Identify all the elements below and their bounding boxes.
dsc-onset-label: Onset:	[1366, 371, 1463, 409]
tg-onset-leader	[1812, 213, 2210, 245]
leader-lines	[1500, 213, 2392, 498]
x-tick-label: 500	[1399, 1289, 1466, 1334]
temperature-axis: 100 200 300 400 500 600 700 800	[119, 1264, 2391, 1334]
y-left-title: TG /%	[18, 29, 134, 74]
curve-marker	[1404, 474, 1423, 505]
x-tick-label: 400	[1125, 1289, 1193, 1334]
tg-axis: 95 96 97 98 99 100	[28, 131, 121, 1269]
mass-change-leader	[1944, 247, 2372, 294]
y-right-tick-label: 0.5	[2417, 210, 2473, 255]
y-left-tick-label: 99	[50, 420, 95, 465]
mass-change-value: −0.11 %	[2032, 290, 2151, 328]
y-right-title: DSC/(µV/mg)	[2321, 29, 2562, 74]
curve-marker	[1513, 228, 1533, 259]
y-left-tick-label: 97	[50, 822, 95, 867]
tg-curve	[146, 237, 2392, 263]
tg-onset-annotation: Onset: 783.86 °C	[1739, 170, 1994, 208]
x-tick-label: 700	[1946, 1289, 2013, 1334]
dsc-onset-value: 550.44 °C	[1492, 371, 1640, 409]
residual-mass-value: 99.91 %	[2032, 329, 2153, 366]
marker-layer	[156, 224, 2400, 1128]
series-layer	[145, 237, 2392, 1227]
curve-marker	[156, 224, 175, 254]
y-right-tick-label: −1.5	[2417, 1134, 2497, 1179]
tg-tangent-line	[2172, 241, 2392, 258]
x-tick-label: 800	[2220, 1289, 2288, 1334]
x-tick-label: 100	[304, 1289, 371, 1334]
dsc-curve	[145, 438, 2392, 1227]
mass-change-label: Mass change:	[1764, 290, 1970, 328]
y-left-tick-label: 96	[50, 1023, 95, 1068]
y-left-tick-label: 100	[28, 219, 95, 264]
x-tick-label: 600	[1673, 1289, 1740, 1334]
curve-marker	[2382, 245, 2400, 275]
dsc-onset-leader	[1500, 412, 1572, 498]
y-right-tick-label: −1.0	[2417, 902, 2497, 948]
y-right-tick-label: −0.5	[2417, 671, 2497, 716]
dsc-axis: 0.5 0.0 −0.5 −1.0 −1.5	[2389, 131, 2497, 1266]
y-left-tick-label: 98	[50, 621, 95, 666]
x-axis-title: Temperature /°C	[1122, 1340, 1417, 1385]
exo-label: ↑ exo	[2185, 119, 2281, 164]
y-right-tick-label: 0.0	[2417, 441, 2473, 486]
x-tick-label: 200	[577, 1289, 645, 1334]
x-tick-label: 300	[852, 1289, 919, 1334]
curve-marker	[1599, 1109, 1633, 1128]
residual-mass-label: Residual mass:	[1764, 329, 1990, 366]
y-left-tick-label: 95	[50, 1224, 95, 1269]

* _The problem_: Give every line of the rows above as a Markdown table with two columns, No. for the row number and Line for the text, leaving out any blank lines.

* _Result_:
| No. | Line |
|---|---|
| 1 | Identify all the elements below and their bounding boxes. |
| 2 | dsc-onset-label: Onset:	[1366, 371, 1463, 409] |
| 3 | tg-onset-leader	[1812, 213, 2210, 245] |
| 4 | leader-lines	[1500, 213, 2392, 498] |
| 5 | x-tick-label: 500	[1399, 1289, 1466, 1334] |
| 6 | temperature-axis: 100 200 300 400 500 600 700 800	[119, 1264, 2391, 1334] |
| 7 | y-left-title: TG /%	[18, 29, 134, 74] |
| 8 | curve-marker	[1404, 474, 1423, 505] |
| 9 | x-tick-label: 400	[1125, 1289, 1193, 1334] |
| 10 | tg-axis: 95 96 97 98 99 100	[28, 131, 121, 1269] |
| 11 | mass-change-leader	[1944, 247, 2372, 294] |
| 12 | y-right-tick-label: 0.5	[2417, 210, 2473, 255] |
| 13 | y-left-tick-label: 99	[50, 420, 95, 465] |
| 14 | mass-change-value: −0.11 %	[2032, 290, 2151, 328] |
| 15 | y-right-title: DSC/(µV/mg)	[2321, 29, 2562, 74] |
| 16 | curve-marker	[1513, 228, 1533, 259] |
| 17 | y-left-tick-label: 97	[50, 822, 95, 867] |
| 18 | tg-curve	[146, 237, 2392, 263] |
| 19 | tg-onset-annotation: Onset: 783.86 °C	[1739, 170, 1994, 208] |
| 20 | x-tick-label: 700	[1946, 1289, 2013, 1334] |
| 21 | dsc-onset-value: 550.44 °C	[1492, 371, 1640, 409] |
| 22 | residual-mass-value: 99.91 %	[2032, 329, 2153, 366] |
| 23 | marker-layer	[156, 224, 2400, 1128] |
| 24 | series-layer	[145, 237, 2392, 1227] |
| 25 | curve-marker	[156, 224, 175, 254] |
| 26 | y-right-tick-label: −1.5	[2417, 1134, 2497, 1179] |
| 27 | tg-tangent-line	[2172, 241, 2392, 258] |
| 28 | x-tick-label: 800	[2220, 1289, 2288, 1334] |
| 29 | x-tick-label: 100	[304, 1289, 371, 1334] |
| 30 | dsc-curve	[145, 438, 2392, 1227] |
| 31 | mass-change-label: Mass change:	[1764, 290, 1970, 328] |
| 32 | y-left-tick-label: 96	[50, 1023, 95, 1068] |
| 33 | y-left-tick-label: 100	[28, 219, 95, 264] |
| 34 | x-tick-label: 600	[1673, 1289, 1740, 1334] |
| 35 | curve-marker	[2382, 245, 2400, 275] |
| 36 | dsc-onset-leader	[1500, 412, 1572, 498] |
| 37 | y-right-tick-label: −1.0	[2417, 902, 2497, 948] |
| 38 | y-right-tick-label: −0.5	[2417, 671, 2497, 716] |
| 39 | dsc-axis: 0.5 0.0 −0.5 −1.0 −1.5	[2389, 131, 2497, 1266] |
| 40 | y-left-tick-label: 98	[50, 621, 95, 666] |
| 41 | x-axis-title: Temperature /°C	[1122, 1340, 1417, 1385] |
| 42 | exo-label: ↑ exo	[2185, 119, 2281, 164] |
| 43 | y-right-tick-label: 0.0	[2417, 441, 2473, 486] |
| 44 | x-tick-label: 200	[577, 1289, 645, 1334] |
| 45 | x-tick-label: 300	[852, 1289, 919, 1334] |
| 46 | curve-marker	[1599, 1109, 1633, 1128] |
| 47 | residual-mass-label: Residual mass:	[1764, 329, 1990, 366] |
| 48 | y-left-tick-label: 95	[50, 1224, 95, 1269] |